Omit the images, then output each of the records below exactly.

(Recorded data)

--- Begin ---

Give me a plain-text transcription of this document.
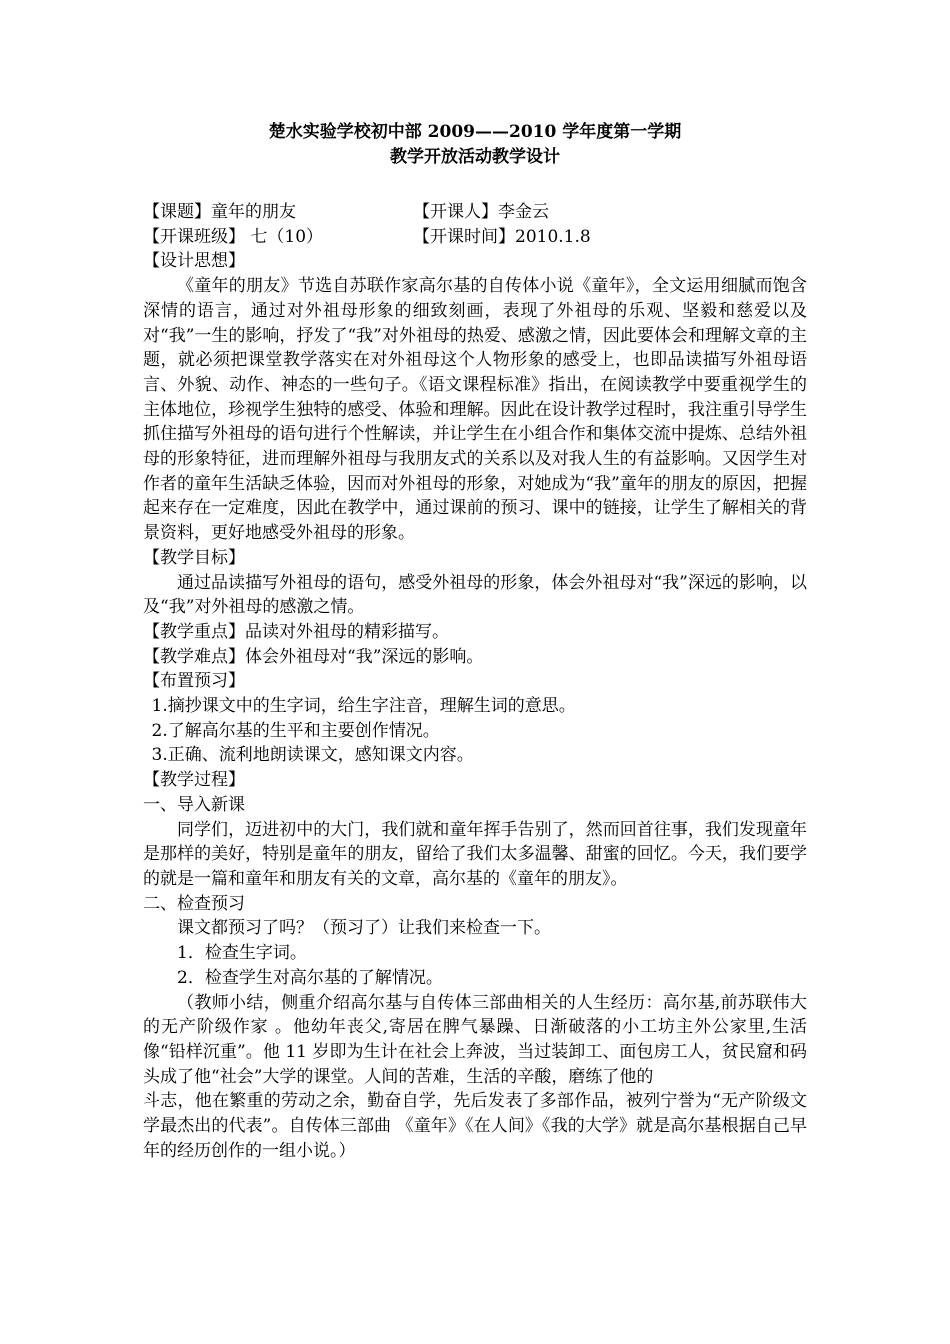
楚水实验学校初中部 2009——2010 学年度第一学期

教学开放活动教学设计

【课题】童年的朋友	【开课人】李金云
【开课班级】 七（10）	【开课时间】2010.1.8

【设计思想】

《童年的朋友》节选自苏联作家高尔基的自传体小说《童年》，全文运用细腻而饱含深情的语言，通过对外祖母形象的细致刻画，表现了外祖母的乐观、坚毅和慈爱以及对“我”一生的影响，抒发了“我”对外祖母的热爱、感激之情，因此要体会和理解文章的主题，就必须把课堂教学落实在对外祖母这个人物形象的感受上，也即品读描写外祖母语言、外貌、动作、神态的一些句子。《语文课程标准》指出，在阅读教学中要重视学生的主体地位，珍视学生独特的感受、体验和理解。因此在设计教学过程时，我注重引导学生抓住描写外祖母的语句进行个性解读，并让学生在小组合作和集体交流中提炼、总结外祖母的形象特征，进而理解外祖母与我朋友式的关系以及对我人生的有益影响。又因学生对作者的童年生活缺乏体验，因而对外祖母的形象，对她成为“我”童年的朋友的原因，把握起来存在一定难度，因此在教学中，通过课前的预习、课中的链接，让学生了解相关的背景资料，更好地感受外祖母的形象。

【教学目标】

通过品读描写外祖母的语句，感受外祖母的形象，体会外祖母对“我”深远的影响，以及“我”对外祖母的感激之情。

【教学重点】品读对外祖母的精彩描写。

【教学难点】体会外祖母对“我”深远的影响。

【布置预习】

1.摘抄课文中的生字词，给生字注音，理解生词的意思。

2.了解高尔基的生平和主要创作情况。

3.正确、流利地朗读课文，感知课文内容。

【教学过程】

一、导入新课

同学们，迈进初中的大门，我们就和童年挥手告别了，然而回首往事，我们发现童年是那样的美好，特别是童年的朋友，留给了我们太多温馨、甜蜜的回忆。今天，我们要学的就是一篇和童年和朋友有关的文章，高尔基的《童年的朋友》。

二、检查预习

课文都预习了吗？（预习了）让我们来检查一下。

1．检查生字词。

2．检查学生对高尔基的了解情况。

（教师小结，侧重介绍高尔基与自传体三部曲相关的人生经历：高尔基,前苏联伟大的无产阶级作家 。他幼年丧父,寄居在脾气暴躁、日渐破落的小工坊主外公家里,生活像“铅样沉重”。他 11 岁即为生计在社会上奔波，当过装卸工、面包房工人，贫民窟和码头成了他“社会”大学的课堂。人间的苦难，生活的辛酸，磨练了他的

斗志，他在繁重的劳动之余，勤奋自学，先后发表了多部作品，被列宁誉为“无产阶级文学最杰出的代表”。自传体三部曲 《童年》《在人间》《我的大学》就是高尔基根据自己早年的经历创作的一组小说。）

--- End ---

Response:
Give me a plain-text transcription of this document.
楚水实验学校初中部 2009——2010 学年度第一学期

教学开放活动教学设计

【课题】童年的朋友	【开课人】李金云
【开课班级】 七（10）	【开课时间】2010.1.8

【设计思想】

《童年的朋友》节选自苏联作家高尔基的自传体小说《童年》，全文运用细腻而饱含深情的语言，通过对外祖母形象的细致刻画，表现了外祖母的乐观、坚毅和慈爱以及对“我”一生的影响，抒发了“我”对外祖母的热爱、感激之情，因此要体会和理解文章的主题，就必须把课堂教学落实在对外祖母这个人物形象的感受上，也即品读描写外祖母语言、外貌、动作、神态的一些句子。《语文课程标准》指出，在阅读教学中要重视学生的主体地位，珍视学生独特的感受、体验和理解。因此在设计教学过程时，我注重引导学生抓住描写外祖母的语句进行个性解读，并让学生在小组合作和集体交流中提炼、总结外祖母的形象特征，进而理解外祖母与我朋友式的关系以及对我人生的有益影响。又因学生对作者的童年生活缺乏体验，因而对外祖母的形象，对她成为“我”童年的朋友的原因，把握起来存在一定难度，因此在教学中，通过课前的预习、课中的链接，让学生了解相关的背景资料，更好地感受外祖母的形象。

【教学目标】

通过品读描写外祖母的语句，感受外祖母的形象，体会外祖母对“我”深远的影响，以及“我”对外祖母的感激之情。

【教学重点】品读对外祖母的精彩描写。

【教学难点】体会外祖母对“我”深远的影响。

【布置预习】

1.摘抄课文中的生字词，给生字注音，理解生词的意思。

2.了解高尔基的生平和主要创作情况。

3.正确、流利地朗读课文，感知课文内容。

【教学过程】

一、导入新课

同学们，迈进初中的大门，我们就和童年挥手告别了，然而回首往事，我们发现童年是那样的美好，特别是童年的朋友，留给了我们太多温馨、甜蜜的回忆。今天，我们要学的就是一篇和童年和朋友有关的文章，高尔基的《童年的朋友》。

二、检查预习

课文都预习了吗？（预习了）让我们来检查一下。

1．检查生字词。

2．检查学生对高尔基的了解情况。

（教师小结，侧重介绍高尔基与自传体三部曲相关的人生经历：高尔基,前苏联伟大的无产阶级作家 。他幼年丧父,寄居在脾气暴躁、日渐破落的小工坊主外公家里,生活像“铅样沉重”。他 11 岁即为生计在社会上奔波，当过装卸工、面包房工人，贫民窟和码头成了他“社会”大学的课堂。人间的苦难，生活的辛酸，磨练了他的

斗志，他在繁重的劳动之余，勤奋自学，先后发表了多部作品，被列宁誉为“无产阶级文学最杰出的代表”。自传体三部曲 《童年》《在人间》《我的大学》就是高尔基根据自己早年的经历创作的一组小说。）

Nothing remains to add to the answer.